SHORT PROBLEM:
Copy the lines below as they are; omit the images they contain.

STORED RECORDS:
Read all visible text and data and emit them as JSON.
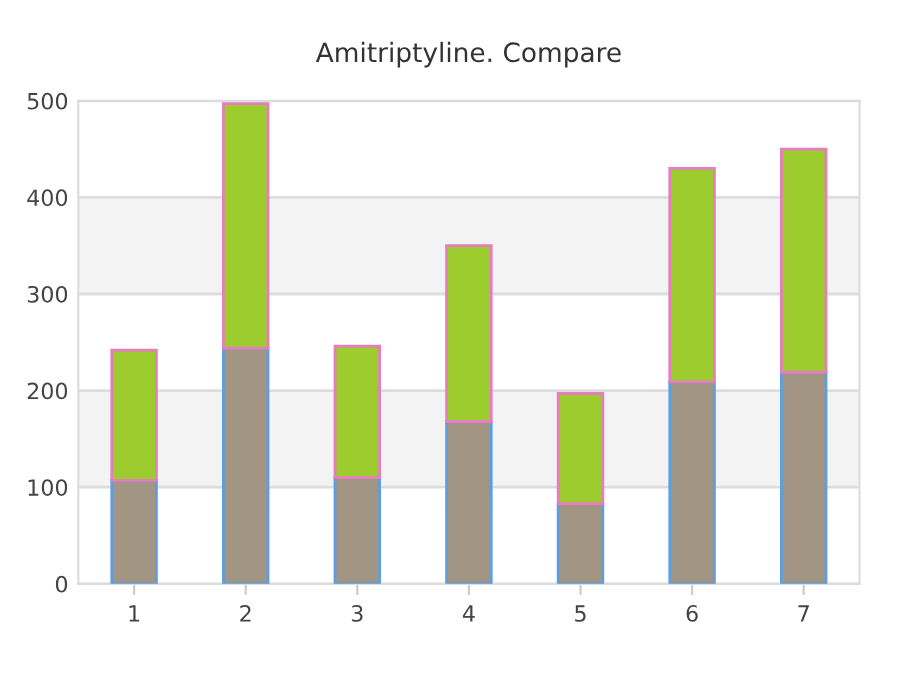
{
  "chart_data": {
    "type": "bar",
    "title": "Amitriptyline. Compare",
    "stacked": true,
    "categories": [
      "1",
      "2",
      "3",
      "4",
      "5",
      "6",
      "7"
    ],
    "series": [
      {
        "color": "#a39584",
        "values": [
          107,
          244,
          110,
          168,
          83,
          209,
          219
        ]
      },
      {
        "color": "#9ccc2e",
        "values": [
          135,
          253,
          136,
          182,
          114,
          221,
          231
        ]
      }
    ],
    "ylim": [
      0,
      500
    ],
    "yticks": [
      0,
      100,
      200,
      300,
      400,
      500
    ],
    "grid": "y",
    "bands": [
      {
        "axis": "y",
        "from": 100,
        "to": 200,
        "color": "#f3f3f3"
      },
      {
        "axis": "y",
        "from": 300,
        "to": 400,
        "color": "#f3f3f3"
      }
    ],
    "legend": false
  }
}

FINISHED ANSWER:
Read all visible text and data and emit them as JSON.
{
  "chart_data": {
    "type": "bar",
    "title": "Amitriptyline. Compare",
    "stacked": true,
    "categories": [
      "1",
      "2",
      "3",
      "4",
      "5",
      "6",
      "7"
    ],
    "series": [
      {
        "color": "#a39584",
        "values": [
          107,
          244,
          110,
          168,
          83,
          209,
          219
        ]
      },
      {
        "color": "#9ccc2e",
        "values": [
          135,
          253,
          136,
          182,
          114,
          221,
          231
        ]
      }
    ],
    "ylim": [
      0,
      500
    ],
    "yticks": [
      0,
      100,
      200,
      300,
      400,
      500
    ],
    "grid": "y",
    "bands": [
      {
        "axis": "y",
        "from": 100,
        "to": 200,
        "color": "#f3f3f3"
      },
      {
        "axis": "y",
        "from": 300,
        "to": 400,
        "color": "#f3f3f3"
      }
    ],
    "legend": false
  }
}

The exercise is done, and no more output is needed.